Task directions. Output all of the records exactly as written.

Exercise data.
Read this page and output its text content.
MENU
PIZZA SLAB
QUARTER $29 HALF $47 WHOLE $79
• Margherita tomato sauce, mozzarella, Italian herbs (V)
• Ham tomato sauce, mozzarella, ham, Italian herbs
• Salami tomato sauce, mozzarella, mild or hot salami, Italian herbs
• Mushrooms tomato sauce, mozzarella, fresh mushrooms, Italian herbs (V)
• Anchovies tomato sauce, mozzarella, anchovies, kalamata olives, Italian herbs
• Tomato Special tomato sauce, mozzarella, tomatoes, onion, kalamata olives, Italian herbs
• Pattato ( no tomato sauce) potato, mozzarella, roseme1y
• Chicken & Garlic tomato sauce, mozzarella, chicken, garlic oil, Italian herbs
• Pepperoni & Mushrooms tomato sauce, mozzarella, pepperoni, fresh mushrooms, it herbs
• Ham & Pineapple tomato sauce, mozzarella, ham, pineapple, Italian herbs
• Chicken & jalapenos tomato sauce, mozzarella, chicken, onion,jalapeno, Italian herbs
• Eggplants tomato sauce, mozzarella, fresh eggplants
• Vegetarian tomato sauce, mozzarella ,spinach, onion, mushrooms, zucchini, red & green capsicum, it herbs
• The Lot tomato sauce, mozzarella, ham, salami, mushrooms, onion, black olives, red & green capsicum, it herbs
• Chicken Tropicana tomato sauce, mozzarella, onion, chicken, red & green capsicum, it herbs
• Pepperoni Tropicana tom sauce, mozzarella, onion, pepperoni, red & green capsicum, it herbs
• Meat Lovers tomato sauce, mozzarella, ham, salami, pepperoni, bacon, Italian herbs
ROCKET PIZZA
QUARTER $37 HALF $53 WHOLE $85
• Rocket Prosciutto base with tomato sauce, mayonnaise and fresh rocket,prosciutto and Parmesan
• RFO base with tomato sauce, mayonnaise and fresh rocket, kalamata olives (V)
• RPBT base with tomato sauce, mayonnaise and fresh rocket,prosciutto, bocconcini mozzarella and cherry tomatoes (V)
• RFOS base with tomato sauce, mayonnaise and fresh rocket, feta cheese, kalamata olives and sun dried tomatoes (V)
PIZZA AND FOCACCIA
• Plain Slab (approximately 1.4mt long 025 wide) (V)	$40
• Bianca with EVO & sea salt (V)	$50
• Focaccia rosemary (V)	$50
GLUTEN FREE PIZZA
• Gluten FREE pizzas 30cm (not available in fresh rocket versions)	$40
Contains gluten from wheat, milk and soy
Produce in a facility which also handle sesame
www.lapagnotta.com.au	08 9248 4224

Problem solution.
Read this page and output its text content.
MENU
PIZZA SLAB
QUARTER $29 HALF $47 WHOLE $79
• Margherita tomato sauce, mozzarella, Italian herbs (V)
• Ham tomato sauce, mozzarella, ham, Italian herbs
• Salami tomato sauce, mozzarella, mild or hot salami, Italian herbs
• Mushrooms tomato sauce, mozzarella, fresh mushrooms, Italian herbs (V)
• Anchovies tomato sauce, mozzarella, anchovies, kalamata olives, Italian herbs
• Tomato Special tomato sauce, mozzarella, tomatoes, onion, kalamata olives, Italian herbs
• Pattato ( no tomato sauce) potato, mozzarella, roseme1y
• Chicken & Garlic tomato sauce, mozzarella, chicken, garlic oil, Italian herbs
• Pepperoni & Mushrooms tomato sauce, mozzarella, pepperoni, fresh mushrooms, it herbs
• Ham & Pineapple tomato sauce, mozzarella, ham, pineapple, Italian herbs
• Chicken & jalapenos tomato sauce, mozzarella, chicken, onion,jalapeno, Italian herbs
• Eggplants tomato sauce, mozzarella, fresh eggplants
• Vegetarian tomato sauce, mozzarella ,spinach, onion, mushrooms, zucchini, red & green capsicum, it herbs
• The Lot tomato sauce, mozzarella, ham, salami, mushrooms, onion, black olives, red & green capsicum, it herbs
• Chicken Tropicana tomato sauce, mozzarella, onion, chicken, red & green capsicum, it herbs
• Pepperoni Tropicana tom sauce, mozzarella, onion, pepperoni, red & green capsicum, it herbs
• Meat Lovers tomato sauce, mozzarella, ham, salami, pepperoni, bacon, Italian herbs
ROCKET PIZZA
QUARTER $37 HALF $53 WHOLE $85
• Rocket Prosciutto base with tomato sauce, mayonnaise and fresh rocket,prosciutto and Parmesan
• RFO base with tomato sauce, mayonnaise and fresh rocket, kalamata olives (V)
• RPBT base with tomato sauce, mayonnaise and fresh rocket,prosciutto, bocconcini mozzarella and cherry tomatoes (V)
• RFOS base with tomato sauce, mayonnaise and fresh rocket, feta cheese, kalamata olives and sun dried tomatoes (V)
PIZZA AND FOCACCIA
• Plain Slab (approximately 1.4mt long 025 wide) (V)	$40
• Bianca with EVO & sea salt (V)	$50
• Focaccia rosemary (V)	$50
GLUTEN FREE PIZZA
• Gluten FREE pizzas 30cm (not available in fresh rocket versions)	$40
Contains gluten from wheat, milk and soy
Produce in a facility which also handle sesame
www.lapagnotta.com.au	08 9248 4224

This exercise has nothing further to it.